Exercise requirements: Only the pictures are left out: repeat the rest of the entries exactly.

[Figure contents as structured data]

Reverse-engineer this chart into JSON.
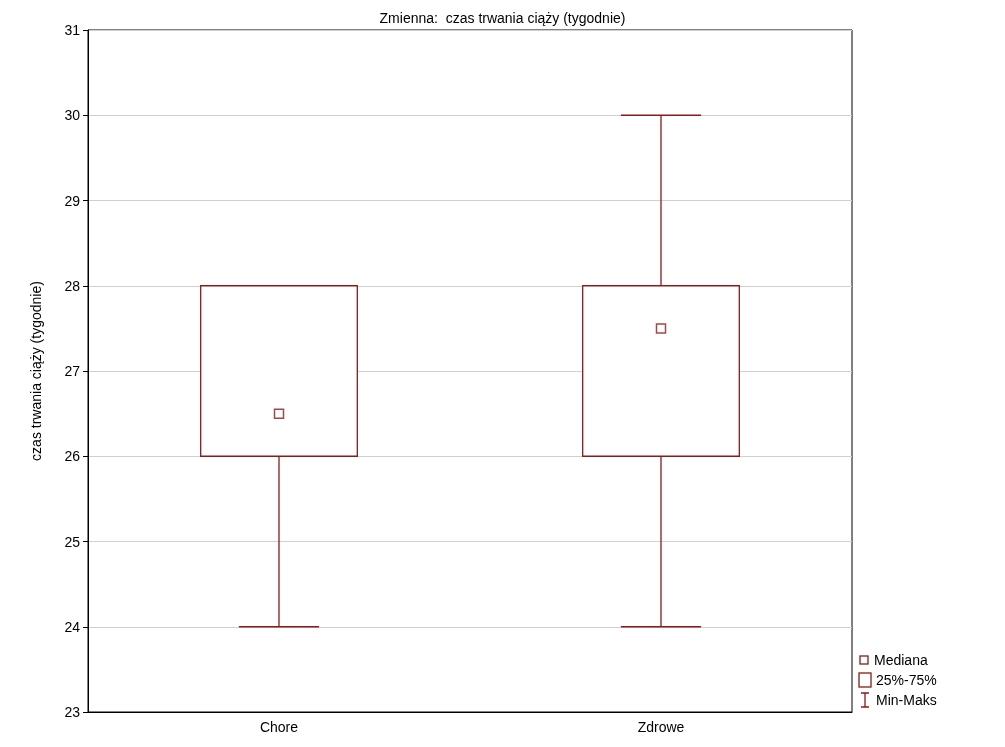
{
  "chart_data": {
    "type": "box",
    "title": "Zmienna:  czas trwania ciąży (tygodnie)",
    "ylabel": "czas trwania ciąży (tygodnie)",
    "categories": [
      "Chore",
      "Zdrowe"
    ],
    "boxes": [
      {
        "low": 24,
        "q1": 26,
        "median": 26.5,
        "q3": 28,
        "high": 28
      },
      {
        "low": 24,
        "q1": 26,
        "median": 27.5,
        "q3": 28,
        "high": 30
      }
    ],
    "color": "#8b1a1a",
    "ylim": [
      23,
      31
    ],
    "yticks": [
      23,
      24,
      25,
      26,
      27,
      28,
      29,
      30,
      31
    ],
    "grid": "y",
    "marker": "square",
    "annotations": [
      "Mediana",
      "25%-75%",
      "Min-Maks"
    ]
  }
}
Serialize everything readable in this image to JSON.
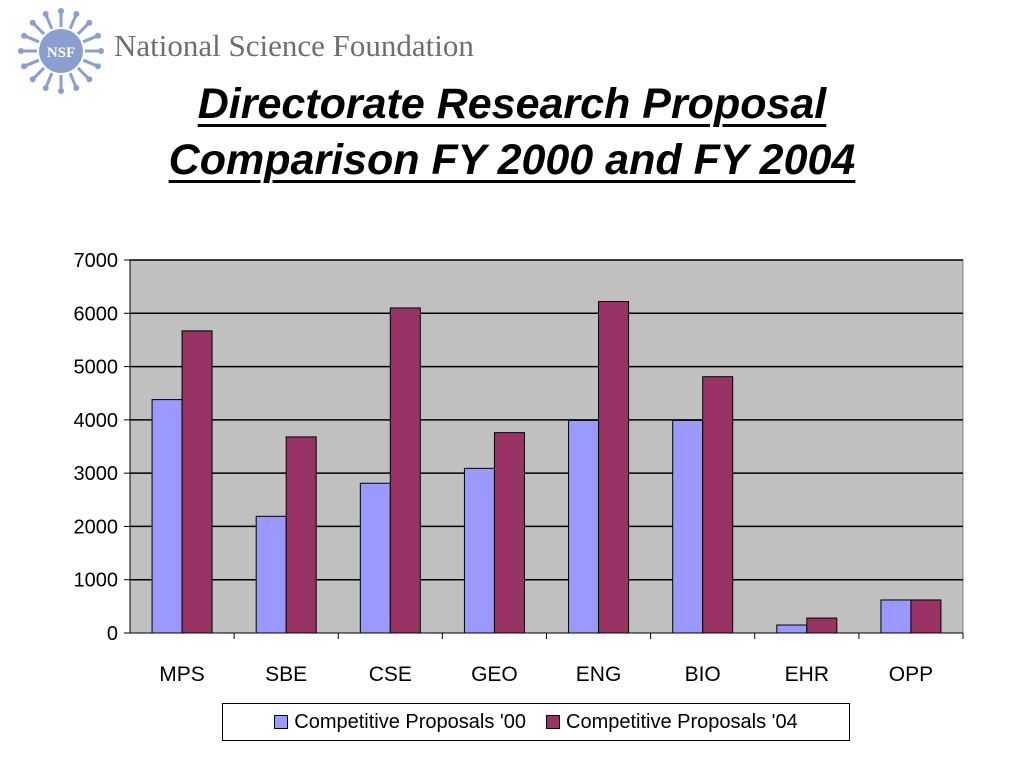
{
  "header": {
    "org_name": "National Science Foundation",
    "logo_text": "NSF"
  },
  "title_line1": "Directorate Research Proposal",
  "title_line2": "Comparison FY 2000 and FY 2004",
  "colors": {
    "series_00": "#9999ff",
    "series_04": "#993366",
    "plot_bg": "#c0c0c0",
    "logo": "#8a9fd0"
  },
  "chart_data": {
    "type": "bar",
    "categories": [
      "MPS",
      "SBE",
      "CSE",
      "GEO",
      "ENG",
      "BIO",
      "EHR",
      "OPP"
    ],
    "series": [
      {
        "name": "Competitive Proposals '00",
        "values": [
          4380,
          2190,
          2810,
          3090,
          3990,
          3990,
          150,
          620
        ]
      },
      {
        "name": "Competitive Proposals '04",
        "values": [
          5670,
          3680,
          6100,
          3760,
          6220,
          4810,
          280,
          620
        ]
      }
    ],
    "yticks": [
      0,
      1000,
      2000,
      3000,
      4000,
      5000,
      6000,
      7000
    ],
    "ylim": [
      0,
      7000
    ],
    "grid": true,
    "legend_position": "bottom"
  }
}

Solved problem:
Reverse-engineer this chart into JSON.
{
  "chart_data": {
    "type": "box",
    "title": "Zmienna:  czas trwania ciąży (tygodnie)",
    "ylabel": "czas trwania ciąży (tygodnie)",
    "categories": [
      "Chore",
      "Zdrowe"
    ],
    "boxes": [
      {
        "low": 24,
        "q1": 26,
        "median": 26.5,
        "q3": 28,
        "high": 28
      },
      {
        "low": 24,
        "q1": 26,
        "median": 27.5,
        "q3": 28,
        "high": 30
      }
    ],
    "color": "#8b1a1a",
    "ylim": [
      23,
      31
    ],
    "yticks": [
      23,
      24,
      25,
      26,
      27,
      28,
      29,
      30,
      31
    ],
    "grid": "y",
    "marker": "square",
    "annotations": [
      "Mediana",
      "25%-75%",
      "Min-Maks"
    ]
  }
}
Serialize everything readable in this image to JSON.
{
  "header": {
    "org_name": "National Science Foundation",
    "logo_text": "NSF"
  },
  "title_line1": "Directorate Research Proposal",
  "title_line2": "Comparison FY 2000 and FY 2004",
  "colors": {
    "series_00": "#9999ff",
    "series_04": "#993366",
    "plot_bg": "#c0c0c0",
    "logo": "#8a9fd0"
  },
  "chart_data": {
    "type": "bar",
    "categories": [
      "MPS",
      "SBE",
      "CSE",
      "GEO",
      "ENG",
      "BIO",
      "EHR",
      "OPP"
    ],
    "series": [
      {
        "name": "Competitive Proposals '00",
        "values": [
          4380,
          2190,
          2810,
          3090,
          3990,
          3990,
          150,
          620
        ]
      },
      {
        "name": "Competitive Proposals '04",
        "values": [
          5670,
          3680,
          6100,
          3760,
          6220,
          4810,
          280,
          620
        ]
      }
    ],
    "yticks": [
      0,
      1000,
      2000,
      3000,
      4000,
      5000,
      6000,
      7000
    ],
    "ylim": [
      0,
      7000
    ],
    "grid": true,
    "legend_position": "bottom"
  }
}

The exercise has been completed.